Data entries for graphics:
-=-=-=-=-
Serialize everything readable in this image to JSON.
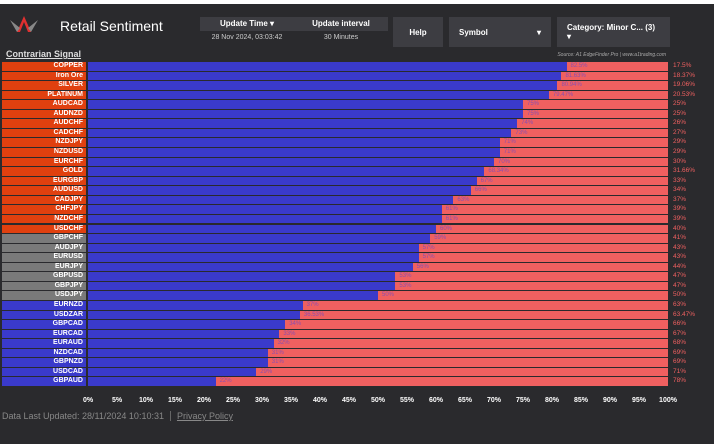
{
  "header": {
    "title": "Retail Sentiment",
    "update_time_label": "Update Time ▾",
    "update_interval_label": "Update interval",
    "update_time": "28 Nov 2024, 03:03:42",
    "update_interval": "30 Minutes",
    "help": "Help",
    "symbol": "Symbol",
    "symbol_caret": "▾",
    "category": "Category: Minor C... (3) ▾"
  },
  "signal_title": "Contrarian Signal",
  "source": "Source: A1 EdgeFinder Pro | www.a1trading.com",
  "colors": {
    "long": "#3a3acb",
    "short": "#ef6060",
    "contrarian_short": "#e0400f",
    "neutral": "#7a7a7a",
    "contrarian_long": "#3a3acb"
  },
  "chart_data": {
    "type": "bar",
    "stacked": true,
    "xlim": [
      0,
      100
    ],
    "ticks": [
      "0%",
      "5%",
      "10%",
      "15%",
      "20%",
      "25%",
      "30%",
      "35%",
      "40%",
      "45%",
      "50%",
      "55%",
      "60%",
      "65%",
      "70%",
      "75%",
      "80%",
      "85%",
      "90%",
      "95%",
      "100%"
    ],
    "rows": [
      {
        "symbol": "COPPER",
        "long": "82.5%",
        "short": "17.5%",
        "lv": 82.5,
        "signal": "sell"
      },
      {
        "symbol": "Iron Ore",
        "long": "81.63%",
        "short": "18.37%",
        "lv": 81.63,
        "signal": "sell"
      },
      {
        "symbol": "SILVER",
        "long": "80.94%",
        "short": "19.06%",
        "lv": 80.94,
        "signal": "sell"
      },
      {
        "symbol": "PLATINUM",
        "long": "79.47%",
        "short": "20.53%",
        "lv": 79.47,
        "signal": "sell"
      },
      {
        "symbol": "AUDCAD",
        "long": "75%",
        "short": "25%",
        "lv": 75,
        "signal": "sell"
      },
      {
        "symbol": "AUDNZD",
        "long": "75%",
        "short": "25%",
        "lv": 75,
        "signal": "sell"
      },
      {
        "symbol": "AUDCHF",
        "long": "74%",
        "short": "26%",
        "lv": 74,
        "signal": "sell"
      },
      {
        "symbol": "CADCHF",
        "long": "73%",
        "short": "27%",
        "lv": 73,
        "signal": "sell"
      },
      {
        "symbol": "NZDJPY",
        "long": "71%",
        "short": "29%",
        "lv": 71,
        "signal": "sell"
      },
      {
        "symbol": "NZDUSD",
        "long": "71%",
        "short": "29%",
        "lv": 71,
        "signal": "sell"
      },
      {
        "symbol": "EURCHF",
        "long": "70%",
        "short": "30%",
        "lv": 70,
        "signal": "sell"
      },
      {
        "symbol": "GOLD",
        "long": "68.34%",
        "short": "31.66%",
        "lv": 68.34,
        "signal": "sell"
      },
      {
        "symbol": "EURGBP",
        "long": "67%",
        "short": "33%",
        "lv": 67,
        "signal": "sell"
      },
      {
        "symbol": "AUDUSD",
        "long": "66%",
        "short": "34%",
        "lv": 66,
        "signal": "sell"
      },
      {
        "symbol": "CADJPY",
        "long": "63%",
        "short": "37%",
        "lv": 63,
        "signal": "sell"
      },
      {
        "symbol": "CHFJPY",
        "long": "61%",
        "short": "39%",
        "lv": 61,
        "signal": "sell"
      },
      {
        "symbol": "NZDCHF",
        "long": "61%",
        "short": "39%",
        "lv": 61,
        "signal": "sell"
      },
      {
        "symbol": "USDCHF",
        "long": "60%",
        "short": "40%",
        "lv": 60,
        "signal": "sell"
      },
      {
        "symbol": "GBPCHF",
        "long": "59%",
        "short": "41%",
        "lv": 59,
        "signal": "neutral"
      },
      {
        "symbol": "AUDJPY",
        "long": "57%",
        "short": "43%",
        "lv": 57,
        "signal": "neutral"
      },
      {
        "symbol": "EURUSD",
        "long": "57%",
        "short": "43%",
        "lv": 57,
        "signal": "neutral"
      },
      {
        "symbol": "EURJPY",
        "long": "56%",
        "short": "44%",
        "lv": 56,
        "signal": "neutral"
      },
      {
        "symbol": "GBPUSD",
        "long": "53%",
        "short": "47%",
        "lv": 53,
        "signal": "neutral"
      },
      {
        "symbol": "GBPJPY",
        "long": "53%",
        "short": "47%",
        "lv": 53,
        "signal": "neutral"
      },
      {
        "symbol": "USDJPY",
        "long": "50%",
        "short": "50%",
        "lv": 50,
        "signal": "neutral"
      },
      {
        "symbol": "EURNZD",
        "long": "37%",
        "short": "63%",
        "lv": 37,
        "signal": "buy"
      },
      {
        "symbol": "USDZAR",
        "long": "36.53%",
        "short": "63.47%",
        "lv": 36.53,
        "signal": "buy"
      },
      {
        "symbol": "GBPCAD",
        "long": "34%",
        "short": "66%",
        "lv": 34,
        "signal": "buy"
      },
      {
        "symbol": "EURCAD",
        "long": "33%",
        "short": "67%",
        "lv": 33,
        "signal": "buy"
      },
      {
        "symbol": "EURAUD",
        "long": "32%",
        "short": "68%",
        "lv": 32,
        "signal": "buy"
      },
      {
        "symbol": "NZDCAD",
        "long": "31%",
        "short": "69%",
        "lv": 31,
        "signal": "buy"
      },
      {
        "symbol": "GBPNZD",
        "long": "31%",
        "short": "69%",
        "lv": 31,
        "signal": "buy"
      },
      {
        "symbol": "USDCAD",
        "long": "29%",
        "short": "71%",
        "lv": 29,
        "signal": "buy"
      },
      {
        "symbol": "GBPAUD",
        "long": "22%",
        "short": "78%",
        "lv": 22,
        "signal": "buy"
      }
    ]
  },
  "footer": {
    "updated": "Data Last Updated: 28/11/2024 10:10:31",
    "privacy": "Privacy Policy"
  }
}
-=-=-=-=-
• _GOAL_: Your job is to transcribe the entries above exactly; skip the pictures.

• _ANSWER TO THIS PROBLEM_:
Serialize everything readable in this image to JSON.
{
  "header": {
    "title": "Retail Sentiment",
    "update_time_label": "Update Time ▾",
    "update_interval_label": "Update interval",
    "update_time": "28 Nov 2024, 03:03:42",
    "update_interval": "30 Minutes",
    "help": "Help",
    "symbol": "Symbol",
    "symbol_caret": "▾",
    "category": "Category: Minor C... (3) ▾"
  },
  "signal_title": "Contrarian Signal",
  "source": "Source: A1 EdgeFinder Pro | www.a1trading.com",
  "colors": {
    "long": "#3a3acb",
    "short": "#ef6060",
    "contrarian_short": "#e0400f",
    "neutral": "#7a7a7a",
    "contrarian_long": "#3a3acb"
  },
  "chart_data": {
    "type": "bar",
    "stacked": true,
    "xlim": [
      0,
      100
    ],
    "ticks": [
      "0%",
      "5%",
      "10%",
      "15%",
      "20%",
      "25%",
      "30%",
      "35%",
      "40%",
      "45%",
      "50%",
      "55%",
      "60%",
      "65%",
      "70%",
      "75%",
      "80%",
      "85%",
      "90%",
      "95%",
      "100%"
    ],
    "rows": [
      {
        "symbol": "COPPER",
        "long": "82.5%",
        "short": "17.5%",
        "lv": 82.5,
        "signal": "sell"
      },
      {
        "symbol": "Iron Ore",
        "long": "81.63%",
        "short": "18.37%",
        "lv": 81.63,
        "signal": "sell"
      },
      {
        "symbol": "SILVER",
        "long": "80.94%",
        "short": "19.06%",
        "lv": 80.94,
        "signal": "sell"
      },
      {
        "symbol": "PLATINUM",
        "long": "79.47%",
        "short": "20.53%",
        "lv": 79.47,
        "signal": "sell"
      },
      {
        "symbol": "AUDCAD",
        "long": "75%",
        "short": "25%",
        "lv": 75,
        "signal": "sell"
      },
      {
        "symbol": "AUDNZD",
        "long": "75%",
        "short": "25%",
        "lv": 75,
        "signal": "sell"
      },
      {
        "symbol": "AUDCHF",
        "long": "74%",
        "short": "26%",
        "lv": 74,
        "signal": "sell"
      },
      {
        "symbol": "CADCHF",
        "long": "73%",
        "short": "27%",
        "lv": 73,
        "signal": "sell"
      },
      {
        "symbol": "NZDJPY",
        "long": "71%",
        "short": "29%",
        "lv": 71,
        "signal": "sell"
      },
      {
        "symbol": "NZDUSD",
        "long": "71%",
        "short": "29%",
        "lv": 71,
        "signal": "sell"
      },
      {
        "symbol": "EURCHF",
        "long": "70%",
        "short": "30%",
        "lv": 70,
        "signal": "sell"
      },
      {
        "symbol": "GOLD",
        "long": "68.34%",
        "short": "31.66%",
        "lv": 68.34,
        "signal": "sell"
      },
      {
        "symbol": "EURGBP",
        "long": "67%",
        "short": "33%",
        "lv": 67,
        "signal": "sell"
      },
      {
        "symbol": "AUDUSD",
        "long": "66%",
        "short": "34%",
        "lv": 66,
        "signal": "sell"
      },
      {
        "symbol": "CADJPY",
        "long": "63%",
        "short": "37%",
        "lv": 63,
        "signal": "sell"
      },
      {
        "symbol": "CHFJPY",
        "long": "61%",
        "short": "39%",
        "lv": 61,
        "signal": "sell"
      },
      {
        "symbol": "NZDCHF",
        "long": "61%",
        "short": "39%",
        "lv": 61,
        "signal": "sell"
      },
      {
        "symbol": "USDCHF",
        "long": "60%",
        "short": "40%",
        "lv": 60,
        "signal": "sell"
      },
      {
        "symbol": "GBPCHF",
        "long": "59%",
        "short": "41%",
        "lv": 59,
        "signal": "neutral"
      },
      {
        "symbol": "AUDJPY",
        "long": "57%",
        "short": "43%",
        "lv": 57,
        "signal": "neutral"
      },
      {
        "symbol": "EURUSD",
        "long": "57%",
        "short": "43%",
        "lv": 57,
        "signal": "neutral"
      },
      {
        "symbol": "EURJPY",
        "long": "56%",
        "short": "44%",
        "lv": 56,
        "signal": "neutral"
      },
      {
        "symbol": "GBPUSD",
        "long": "53%",
        "short": "47%",
        "lv": 53,
        "signal": "neutral"
      },
      {
        "symbol": "GBPJPY",
        "long": "53%",
        "short": "47%",
        "lv": 53,
        "signal": "neutral"
      },
      {
        "symbol": "USDJPY",
        "long": "50%",
        "short": "50%",
        "lv": 50,
        "signal": "neutral"
      },
      {
        "symbol": "EURNZD",
        "long": "37%",
        "short": "63%",
        "lv": 37,
        "signal": "buy"
      },
      {
        "symbol": "USDZAR",
        "long": "36.53%",
        "short": "63.47%",
        "lv": 36.53,
        "signal": "buy"
      },
      {
        "symbol": "GBPCAD",
        "long": "34%",
        "short": "66%",
        "lv": 34,
        "signal": "buy"
      },
      {
        "symbol": "EURCAD",
        "long": "33%",
        "short": "67%",
        "lv": 33,
        "signal": "buy"
      },
      {
        "symbol": "EURAUD",
        "long": "32%",
        "short": "68%",
        "lv": 32,
        "signal": "buy"
      },
      {
        "symbol": "NZDCAD",
        "long": "31%",
        "short": "69%",
        "lv": 31,
        "signal": "buy"
      },
      {
        "symbol": "GBPNZD",
        "long": "31%",
        "short": "69%",
        "lv": 31,
        "signal": "buy"
      },
      {
        "symbol": "USDCAD",
        "long": "29%",
        "short": "71%",
        "lv": 29,
        "signal": "buy"
      },
      {
        "symbol": "GBPAUD",
        "long": "22%",
        "short": "78%",
        "lv": 22,
        "signal": "buy"
      }
    ]
  },
  "footer": {
    "updated": "Data Last Updated: 28/11/2024 10:10:31",
    "privacy": "Privacy Policy"
  }
}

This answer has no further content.